# EXERCISE INSTRUCTIONS
Reproduce the listing below character for character; drop every image.

# RECORD EXTRACTS

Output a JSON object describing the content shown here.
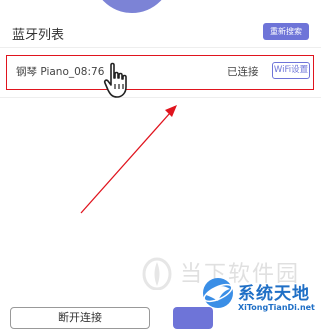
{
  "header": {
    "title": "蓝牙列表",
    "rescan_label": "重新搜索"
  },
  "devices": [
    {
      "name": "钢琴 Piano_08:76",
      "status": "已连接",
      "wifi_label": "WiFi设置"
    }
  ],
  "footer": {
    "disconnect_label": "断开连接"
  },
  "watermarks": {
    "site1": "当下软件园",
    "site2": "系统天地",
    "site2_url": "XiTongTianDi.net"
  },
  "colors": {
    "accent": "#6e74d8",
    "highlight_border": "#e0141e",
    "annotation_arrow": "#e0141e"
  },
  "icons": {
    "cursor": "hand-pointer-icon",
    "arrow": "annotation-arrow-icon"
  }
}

# SOLVED PROBLEM
Output a JSON object describing the content shown here.
{
  "header": {
    "title": "蓝牙列表",
    "rescan_label": "重新搜索"
  },
  "devices": [
    {
      "name": "钢琴 Piano_08:76",
      "status": "已连接",
      "wifi_label": "WiFi设置"
    }
  ],
  "footer": {
    "disconnect_label": "断开连接"
  },
  "watermarks": {
    "site1": "当下软件园",
    "site2": "系统天地",
    "site2_url": "XiTongTianDi.net"
  },
  "colors": {
    "accent": "#6e74d8",
    "highlight_border": "#e0141e",
    "annotation_arrow": "#e0141e"
  },
  "icons": {
    "cursor": "hand-pointer-icon",
    "arrow": "annotation-arrow-icon"
  }
}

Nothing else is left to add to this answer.